▸ **DOCUMENT TEXT**
::::

Monday 5 June 2017

Book Review: 13 Ways to Kill Your Community

The title irks me, but I agreed that this might have some good content.
I don't usually put up guest posts, but sometimes I have hubby do reviews for me! This is his review. Thanks, toots!

I will start out by stating that my wife and I live in the country on about 16 acres of mostly forest. We are near a small town of about 7,000 or so.

 We both do volunteer work in the community but are not involved on committees or in municipal affairs. I have been a transportation committee chairman for a citizens group in a large city, and was the chair of the transportation committee of the National Chamber of Commerce.

 The title of the book "13 Ways To Kill Your Community" seems counter intuitive to the subject,  but Mr Griffiths is now in his second edition so it must work.

 The book is an easy-to-read 150 pages. It gives thought for what would appear to be obvious points that, however, are all too often not followed. The anecdotes and examples better illustrate his points and do hold the reader's interest. I would also commend his straightforward use of the English language with out the over used embellishments of similar works, e.g., words such as paradigm and synergy, arrow diagrams, and historical quotes out of context.

::::

▸ **GIVEN RECORDS**

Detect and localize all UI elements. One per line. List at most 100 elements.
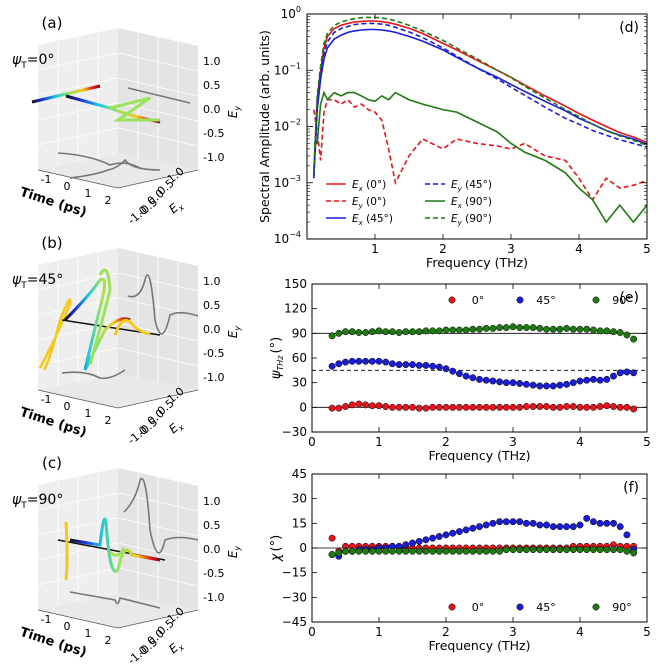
data-point-90 [409, 547, 416, 555]
data-point-0 [429, 403, 437, 411]
data-point-45 [455, 370, 463, 378]
legend-symbol: E [352, 213, 359, 225]
y-tick-label: 120 [284, 302, 307, 316]
legend-tail: (45°) [462, 179, 492, 191]
data-point-90 [623, 547, 631, 555]
time-tick-label: -1 [41, 393, 52, 406]
y-tick-label: 0 [299, 541, 307, 555]
data-point-90 [522, 546, 530, 554]
ey-symbol: E [226, 550, 240, 558]
projection-ey [127, 87, 191, 104]
data-point-90 [502, 546, 510, 554]
data-point-45 [569, 379, 577, 387]
y-label-unit: (°) [269, 337, 284, 354]
legend-subscript: x [358, 219, 364, 227]
data-point-45 [388, 360, 396, 368]
y-tick-label: 10−4 [274, 230, 301, 246]
y-label-subscript: THz [276, 355, 285, 371]
floor-pane [38, 594, 198, 628]
data-point-45 [449, 529, 457, 537]
legend-label: Ex (90°) [451, 196, 492, 210]
y-axis-label: ψTHz(°) [269, 337, 285, 379]
data-point-90 [563, 324, 571, 332]
legend-label: Ey (45°) [451, 179, 492, 193]
data-point-45 [455, 528, 463, 536]
data-point-90 [442, 547, 450, 555]
data-point-0 [516, 403, 524, 411]
panel-label: (d) [619, 20, 639, 36]
data-point-90 [589, 326, 597, 334]
ey-tick-label: -1.0 [203, 371, 224, 384]
data-point-90 [630, 549, 638, 557]
data-point-45 [610, 372, 617, 380]
ey-axis-label: Ey [226, 546, 242, 559]
ex-axis-label: Ex [166, 197, 186, 217]
data-point-45 [576, 521, 584, 529]
ey-tick-label: -1.0 [203, 151, 224, 164]
data-point-90 [375, 547, 383, 555]
y-tick-label: 100 [281, 5, 301, 21]
legend-marker [516, 296, 524, 304]
projection-ey [123, 477, 199, 554]
data-point-45 [583, 514, 591, 522]
time-axis-label: Time (ps) [18, 185, 88, 221]
data-point-45 [489, 519, 497, 527]
data-point-45 [402, 541, 410, 549]
ey-tick-label: -1.0 [203, 591, 224, 604]
psi-value: =45° [27, 272, 64, 288]
y-tick-base: 10 [274, 63, 289, 77]
data-point-45 [429, 362, 437, 370]
ey-tick-label: 0.5 [203, 299, 221, 312]
psi-subscript: T [20, 501, 27, 511]
data-point-45 [516, 380, 524, 387]
legend-marker [516, 603, 524, 611]
data-point-90 [576, 325, 584, 333]
x-tick-label: 0 [308, 625, 316, 639]
y-tick-label: 90 [292, 326, 307, 340]
data-point-90 [368, 328, 376, 336]
legend-tail: (45°) [363, 213, 393, 225]
data-point-45 [516, 518, 524, 526]
data-point-45 [556, 381, 564, 389]
ey-subscript: y [233, 546, 242, 552]
data-point-45 [509, 379, 517, 387]
data-point-90 [388, 328, 396, 336]
y-tick-label: 30 [292, 376, 307, 390]
data-point-45 [589, 375, 597, 383]
data-point-90 [583, 546, 591, 554]
data-point-90 [563, 546, 571, 554]
projection-floor [61, 369, 126, 380]
legend-label: Ey (0°) [352, 196, 386, 210]
legend-label: 90° [612, 294, 632, 307]
data-point-0 [382, 403, 390, 410]
y-tick-label: −45 [282, 615, 307, 629]
data-point-90 [328, 332, 336, 340]
data-point-90 [402, 547, 410, 555]
legend-marker [592, 296, 600, 304]
ey-tick-label: 0.0 [203, 103, 221, 116]
waveform-edge [64, 521, 69, 581]
data-point-90 [549, 325, 557, 333]
data-point-0 [362, 401, 370, 409]
data-point-90 [549, 546, 557, 554]
data-point-45 [489, 377, 497, 385]
data-point-0 [543, 403, 550, 410]
data-point-90 [348, 328, 356, 336]
data-point-45 [348, 357, 356, 365]
data-point-45 [563, 380, 571, 388]
data-point-0 [496, 403, 504, 411]
x-axis-label: Frequency (THz) [429, 448, 531, 463]
data-point-90 [348, 547, 356, 555]
data-point-0 [549, 403, 557, 411]
time-tick-label: -1 [41, 173, 52, 186]
data-point-45 [589, 518, 597, 526]
data-point-90 [355, 547, 363, 555]
panel-3d-c: (c)ψT=90° 1.00.50.0-0.5-1.0Ey1.00.50.0-0.… [12, 454, 242, 664]
data-point-0 [522, 403, 530, 410]
data-point-0 [422, 404, 430, 412]
data-point-0 [328, 534, 336, 542]
legend-symbol: E [451, 196, 458, 208]
data-point-45 [522, 519, 530, 527]
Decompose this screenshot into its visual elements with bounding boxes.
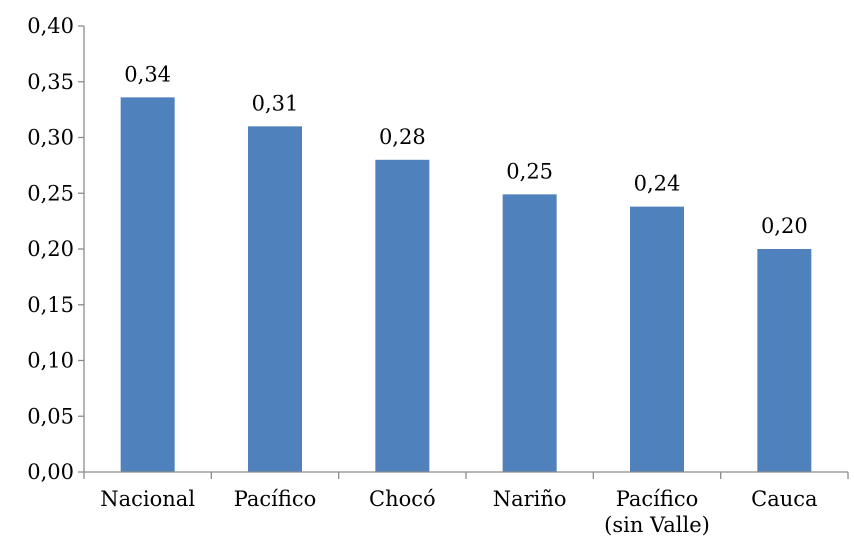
- y-axis-ticks: 0,00 0,05 0,10 0,15 0,20 0,25 0,30 0,35 0,40: [27, 14, 84, 484]
- category-labels: Nacional Pacífico Chocó Nariño Pacífico(sin …: [100, 487, 817, 537]
- y-tick-label: 0,20: [27, 237, 74, 261]
- data-label: 0,34: [124, 62, 171, 86]
- y-tick-label: 0,15: [27, 293, 74, 317]
- x-axis-ticks: [83, 472, 849, 479]
- y-tick-label: 0,05: [27, 404, 74, 428]
- category-label: Cauca: [751, 487, 817, 511]
- category-label: Nariño: [493, 487, 567, 511]
- bars: [120, 97, 812, 473]
- bar: [502, 194, 557, 473]
- data-label: 0,31: [252, 91, 299, 115]
- data-label: 0,25: [506, 159, 553, 183]
- bar: [248, 126, 302, 472]
- bar: [630, 206, 684, 472]
- y-tick-label: 0,40: [27, 14, 74, 38]
- y-tick-label: 0,00: [27, 460, 74, 484]
- category-label: Nacional: [100, 487, 195, 511]
- y-tick-label: 0,25: [27, 181, 74, 205]
- data-label: 0,20: [761, 214, 808, 238]
- data-label: 0,28: [379, 125, 426, 149]
- y-tick-label: 0,30: [27, 126, 74, 150]
- category-label: (sin Valle): [604, 513, 710, 537]
- bar: [375, 159, 430, 473]
- category-label: Pacífico: [234, 487, 317, 511]
- category-label: Pacífico: [616, 487, 699, 511]
- y-tick-label: 0,35: [27, 70, 74, 94]
- y-tick-label: 0,10: [27, 349, 74, 373]
- data-label: 0,24: [634, 172, 681, 196]
- category-label: Chocó: [369, 487, 436, 511]
- bar: [120, 97, 175, 473]
- data-labels: 0,34 0,31 0,28 0,25 0,24 0,20: [124, 62, 807, 238]
- bar: [757, 249, 812, 472]
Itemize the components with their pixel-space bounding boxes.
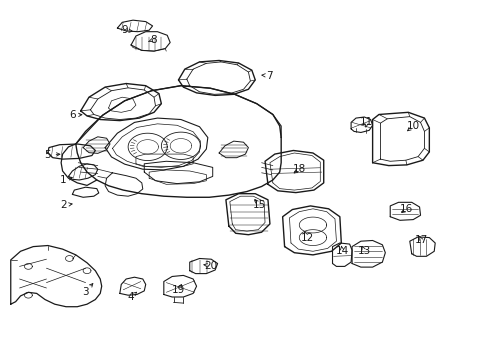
Text: 20: 20 xyxy=(204,261,217,271)
Text: 7: 7 xyxy=(265,71,272,81)
Text: 11: 11 xyxy=(359,117,373,127)
Text: 14: 14 xyxy=(335,246,348,256)
Text: 2: 2 xyxy=(60,200,67,210)
Text: 13: 13 xyxy=(357,246,370,256)
Text: 15: 15 xyxy=(252,200,265,210)
Text: 5: 5 xyxy=(44,150,51,160)
Text: 9: 9 xyxy=(121,25,128,35)
Text: 16: 16 xyxy=(399,204,413,214)
Text: 3: 3 xyxy=(82,287,89,297)
Text: 8: 8 xyxy=(150,35,157,45)
Text: 19: 19 xyxy=(171,285,185,295)
Text: 1: 1 xyxy=(60,175,67,185)
Text: 17: 17 xyxy=(414,235,427,246)
Text: 12: 12 xyxy=(300,233,313,243)
Text: 6: 6 xyxy=(69,110,76,120)
Text: 10: 10 xyxy=(406,121,419,131)
Text: 4: 4 xyxy=(127,292,134,302)
Text: 18: 18 xyxy=(292,164,305,174)
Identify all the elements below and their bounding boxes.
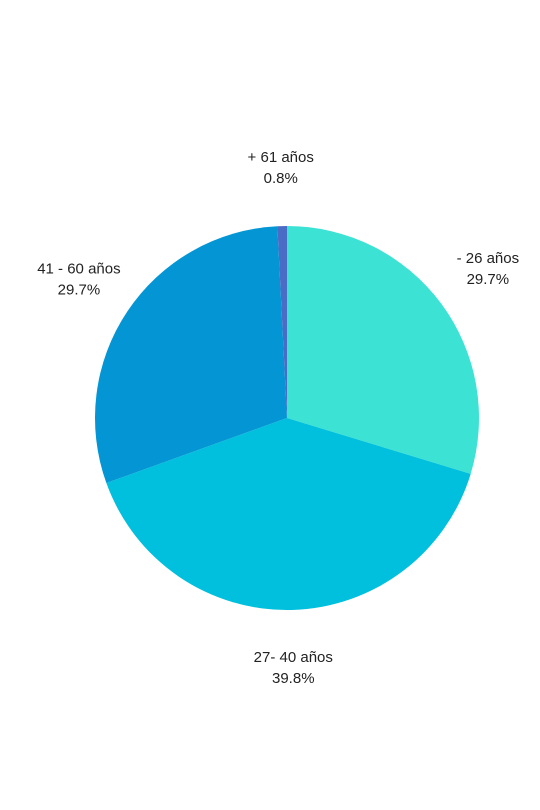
pie-slice <box>277 226 287 418</box>
slice-value-label: 29.7% <box>467 271 510 288</box>
slice-label: 27- 40 años <box>254 649 333 666</box>
pie-slice <box>287 226 480 474</box>
slice-value-label: 39.8% <box>272 670 315 687</box>
pie-slice <box>106 418 471 611</box>
slice-label: 41 - 60 años <box>37 260 120 277</box>
slice-value-label: 0.8% <box>264 170 298 187</box>
slice-label: + 61 años <box>248 149 314 166</box>
pie-slice <box>94 226 287 484</box>
slice-value-label: 29.7% <box>58 281 101 298</box>
slice-label: - 26 años <box>457 250 520 267</box>
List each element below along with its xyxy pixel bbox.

::::

▸ **THE REQUEST**
Say whether each statement agrees with the book review, answering yes or no and quoting the words of the review that settle it. 1. The book under review is about 150 pages long. 2. The reviewer lives in a large city. 3. The reviewer currently sits on committees in the community.

▸ **RESULT BELOW**
1. Yes: "The book is an easy-to-read 150 pages."
2. No: "my wife and I live in the country on about 16 acres of mostly forest."
3. No: "are not involved on committees or in municipal affairs."